Raw records:
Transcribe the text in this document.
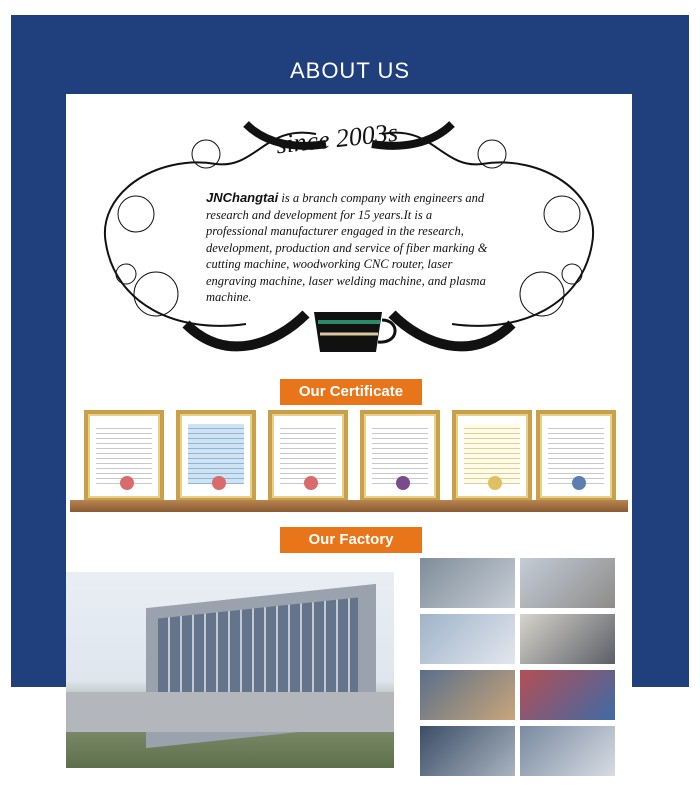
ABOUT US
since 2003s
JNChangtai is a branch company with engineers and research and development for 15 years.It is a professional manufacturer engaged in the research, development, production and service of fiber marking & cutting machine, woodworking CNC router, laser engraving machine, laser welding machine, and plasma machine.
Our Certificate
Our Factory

* * *

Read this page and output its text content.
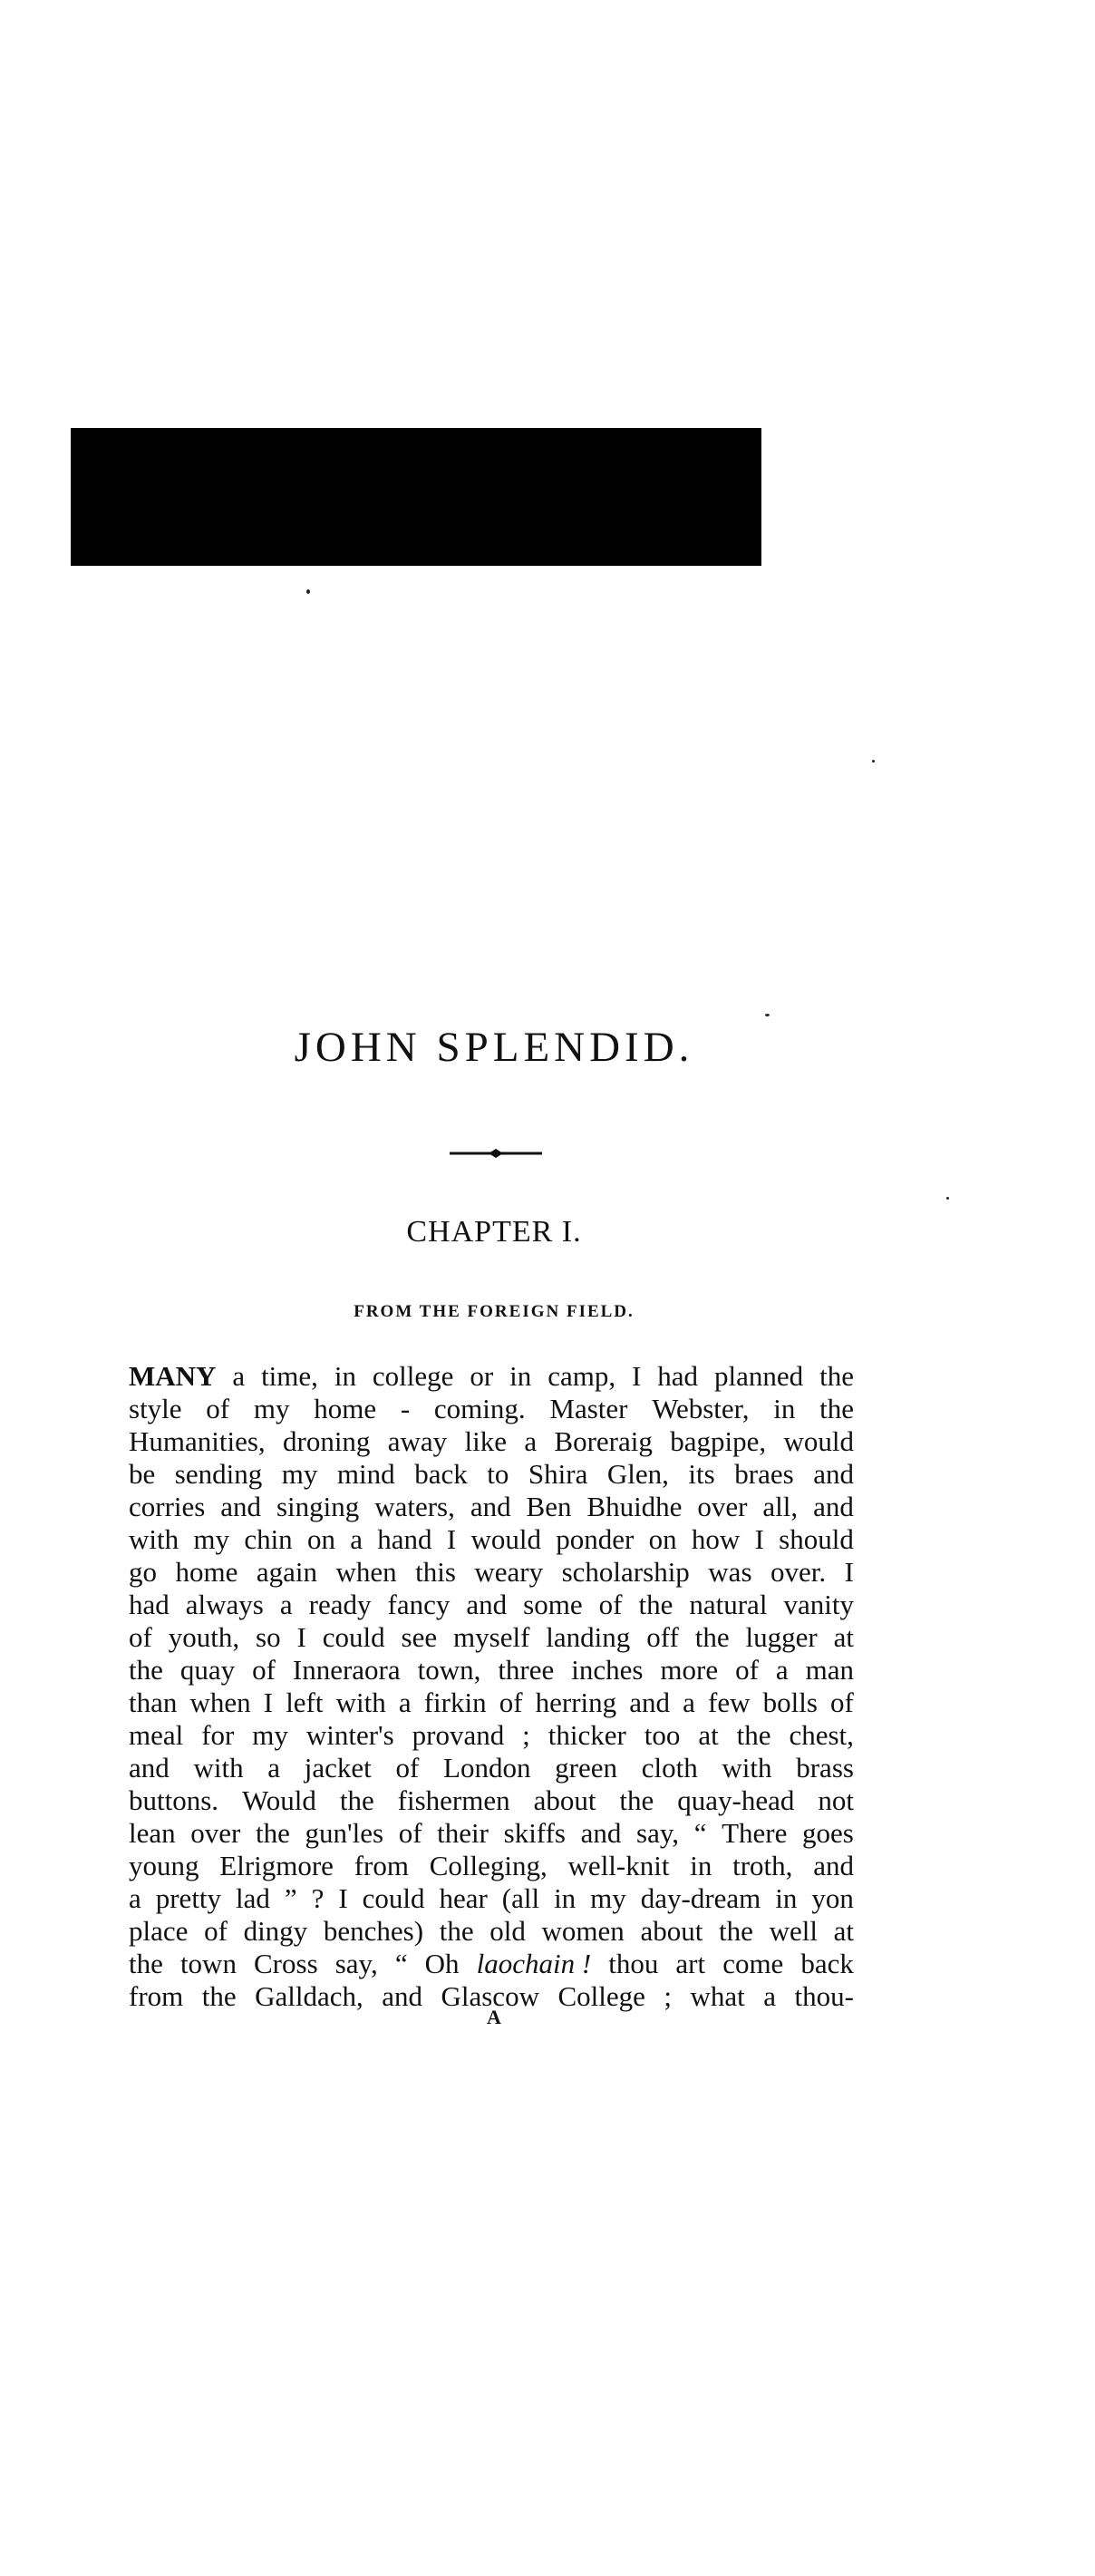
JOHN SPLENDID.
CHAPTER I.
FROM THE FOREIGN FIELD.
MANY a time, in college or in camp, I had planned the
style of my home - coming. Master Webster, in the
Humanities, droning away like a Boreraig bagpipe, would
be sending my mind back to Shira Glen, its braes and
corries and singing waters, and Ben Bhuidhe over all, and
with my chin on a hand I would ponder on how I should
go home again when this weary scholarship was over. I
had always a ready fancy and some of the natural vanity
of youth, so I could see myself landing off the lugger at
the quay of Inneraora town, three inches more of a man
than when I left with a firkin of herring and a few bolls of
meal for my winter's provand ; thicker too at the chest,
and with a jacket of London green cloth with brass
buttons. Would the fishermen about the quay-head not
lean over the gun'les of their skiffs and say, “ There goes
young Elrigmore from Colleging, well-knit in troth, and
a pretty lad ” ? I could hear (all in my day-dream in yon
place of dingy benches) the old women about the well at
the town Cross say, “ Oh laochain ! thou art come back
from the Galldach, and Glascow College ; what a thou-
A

Exercise task: How many lines in the listing contain "could"? Answer with the number alone.

Result of the task: 2